▶ [TASKS]
1) In the DreamerV2 overview, condense the paragraph beginning "Many Real world applications" into a single shorter sentence that keeps its main facts.
2) Reproduce the DreamerV2 overview verbatim from "- **Latent Representation" up to and including "dependencies using GRUs/LSTM.".

▶ [EXCERPT PROVIDED]
_____
# Pixel-Based DreamerV2: Vision Based RL

Many Real world applications involve visual perception rather than structured low-dimensional state inputs. However, learning from high-dimensional pixel observations is computationally expensive and sample-inefficient using traditional RL approaches.
Pixel-Based DreamerV2 solves this by:
- Using a Convolutinal Encoder to transform high-dimensional images into compact latent representations.
- Performing all planning and policy optimization in the latent space, drastically reducing computational complexity
- Learning a latent transition model to enable efficient imagination-based planning

**Real-World Applications:**
- Robotics: Manipulation, Navigation, and Control
- Autonomous Driving: Perception, Planning, and Control
- Games: Atari, Mujoco, and other environments

## Background

- **Latent Representation Learning**
CNN-based encoder maps raw images $x_t$ into a low-dimensional latent vector $z_t$. The policy is trained using latent-space trajectories, reducing the burden of raw pixel learning.
- **Recurrent State Space Model (RSSM)**
Uses a stichastic latent state $z_t$ and a deterministic recurrent state $h_t$ to predict future states, handles uncertainty and long-term dependencies using GRUs/LSTM.
- **Policy Optimization in Latent Space**
Instead of acting directly on images, the policy and value function operate in the latent state space. This significantly improves sample efficicency and reduces policy overfitting.
_____
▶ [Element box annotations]
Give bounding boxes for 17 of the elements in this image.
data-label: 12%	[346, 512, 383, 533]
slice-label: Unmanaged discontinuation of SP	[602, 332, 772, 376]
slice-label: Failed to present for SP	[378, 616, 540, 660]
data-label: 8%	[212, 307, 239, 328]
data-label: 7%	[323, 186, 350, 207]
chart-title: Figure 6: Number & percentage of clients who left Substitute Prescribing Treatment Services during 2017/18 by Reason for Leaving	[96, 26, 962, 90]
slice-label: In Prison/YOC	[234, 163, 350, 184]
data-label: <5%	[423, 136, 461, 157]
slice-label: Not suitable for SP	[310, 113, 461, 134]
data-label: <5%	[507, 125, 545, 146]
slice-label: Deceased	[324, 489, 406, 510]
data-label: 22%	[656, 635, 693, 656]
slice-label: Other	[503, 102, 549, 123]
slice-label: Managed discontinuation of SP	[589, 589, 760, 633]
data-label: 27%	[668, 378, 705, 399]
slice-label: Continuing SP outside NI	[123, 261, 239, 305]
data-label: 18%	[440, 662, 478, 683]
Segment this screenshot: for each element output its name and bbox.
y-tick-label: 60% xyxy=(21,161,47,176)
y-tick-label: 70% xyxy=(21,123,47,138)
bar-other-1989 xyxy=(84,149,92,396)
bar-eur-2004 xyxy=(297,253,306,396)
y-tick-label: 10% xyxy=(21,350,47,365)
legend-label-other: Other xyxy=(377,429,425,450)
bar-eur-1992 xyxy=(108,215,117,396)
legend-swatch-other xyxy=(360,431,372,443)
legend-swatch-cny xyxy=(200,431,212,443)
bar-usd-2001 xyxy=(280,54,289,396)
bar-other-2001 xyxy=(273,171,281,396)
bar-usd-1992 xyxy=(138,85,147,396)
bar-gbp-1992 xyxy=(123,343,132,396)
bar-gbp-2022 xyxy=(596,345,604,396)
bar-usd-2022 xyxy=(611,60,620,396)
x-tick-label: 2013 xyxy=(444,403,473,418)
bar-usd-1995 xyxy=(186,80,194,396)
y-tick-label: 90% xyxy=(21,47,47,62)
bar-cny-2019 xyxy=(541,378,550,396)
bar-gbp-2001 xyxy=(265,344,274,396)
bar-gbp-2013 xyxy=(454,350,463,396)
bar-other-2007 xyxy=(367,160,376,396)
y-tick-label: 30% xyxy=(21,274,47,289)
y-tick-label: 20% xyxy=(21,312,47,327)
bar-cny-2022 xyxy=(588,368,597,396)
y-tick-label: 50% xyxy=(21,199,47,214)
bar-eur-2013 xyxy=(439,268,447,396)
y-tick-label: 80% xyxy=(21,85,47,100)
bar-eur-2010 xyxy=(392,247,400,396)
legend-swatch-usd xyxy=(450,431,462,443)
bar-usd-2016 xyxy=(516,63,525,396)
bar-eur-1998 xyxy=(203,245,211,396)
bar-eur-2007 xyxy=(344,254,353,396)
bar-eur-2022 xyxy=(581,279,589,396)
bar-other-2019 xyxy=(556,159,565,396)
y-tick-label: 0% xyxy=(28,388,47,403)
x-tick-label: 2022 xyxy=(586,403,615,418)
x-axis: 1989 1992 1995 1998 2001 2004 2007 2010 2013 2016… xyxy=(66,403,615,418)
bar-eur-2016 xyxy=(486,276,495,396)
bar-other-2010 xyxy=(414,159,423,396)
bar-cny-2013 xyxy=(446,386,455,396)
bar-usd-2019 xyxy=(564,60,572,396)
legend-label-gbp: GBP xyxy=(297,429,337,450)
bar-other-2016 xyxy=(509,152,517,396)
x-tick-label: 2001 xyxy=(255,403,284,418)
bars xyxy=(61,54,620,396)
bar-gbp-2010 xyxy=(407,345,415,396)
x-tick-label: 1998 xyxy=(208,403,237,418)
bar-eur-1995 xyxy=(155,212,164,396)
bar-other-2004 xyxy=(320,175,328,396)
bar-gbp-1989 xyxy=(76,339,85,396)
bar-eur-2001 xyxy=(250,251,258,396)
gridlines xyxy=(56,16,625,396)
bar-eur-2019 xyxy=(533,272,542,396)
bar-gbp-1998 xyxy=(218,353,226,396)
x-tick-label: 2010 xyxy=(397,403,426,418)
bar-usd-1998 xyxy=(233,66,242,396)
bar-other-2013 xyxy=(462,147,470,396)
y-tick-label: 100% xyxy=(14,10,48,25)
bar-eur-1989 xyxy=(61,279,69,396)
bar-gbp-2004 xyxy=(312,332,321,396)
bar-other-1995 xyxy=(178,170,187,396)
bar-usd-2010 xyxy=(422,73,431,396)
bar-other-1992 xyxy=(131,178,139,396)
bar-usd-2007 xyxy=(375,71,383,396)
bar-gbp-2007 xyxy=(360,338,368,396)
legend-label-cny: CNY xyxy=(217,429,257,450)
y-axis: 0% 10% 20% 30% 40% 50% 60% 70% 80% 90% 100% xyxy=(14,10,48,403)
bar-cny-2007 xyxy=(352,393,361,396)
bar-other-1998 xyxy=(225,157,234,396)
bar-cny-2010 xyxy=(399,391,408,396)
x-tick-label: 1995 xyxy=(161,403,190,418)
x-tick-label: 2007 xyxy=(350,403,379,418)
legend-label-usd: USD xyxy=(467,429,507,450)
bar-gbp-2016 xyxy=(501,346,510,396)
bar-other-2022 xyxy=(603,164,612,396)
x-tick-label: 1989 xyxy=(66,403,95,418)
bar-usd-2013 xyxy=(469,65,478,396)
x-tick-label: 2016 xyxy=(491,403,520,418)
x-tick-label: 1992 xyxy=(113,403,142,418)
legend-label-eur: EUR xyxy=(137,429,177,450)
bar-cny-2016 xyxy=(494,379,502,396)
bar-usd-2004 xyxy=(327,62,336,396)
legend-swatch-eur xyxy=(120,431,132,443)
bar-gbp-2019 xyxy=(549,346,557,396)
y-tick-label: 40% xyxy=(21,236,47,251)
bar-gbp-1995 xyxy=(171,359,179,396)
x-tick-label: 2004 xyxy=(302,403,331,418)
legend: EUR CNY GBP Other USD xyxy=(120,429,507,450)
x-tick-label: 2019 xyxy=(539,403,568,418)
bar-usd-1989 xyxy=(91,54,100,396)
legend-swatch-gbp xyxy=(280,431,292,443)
_____
▶ [SOLUTIONS IN ORDER]
1) Real-world applications often depend on visual perception rather than structured low-dimensional state inputs, yet traditional RL approaches learn from high-dimensional pixel observations at high computational cost and with poor sample efficiency.

2)
- **Latent Representation Learning**
CNN-based encoder maps raw images $x_t$ into a low-dimensional latent vector $z_t$. The policy is trained using latent-space trajectories, reducing the burden of raw pixel learning.
- **Recurrent State Space Model (RSSM)**
Uses a stichastic latent state $z_t$ and a deterministic recurrent state $h_t$ to predict future states, handles uncertainty and long-term dependencies using GRUs/LSTM.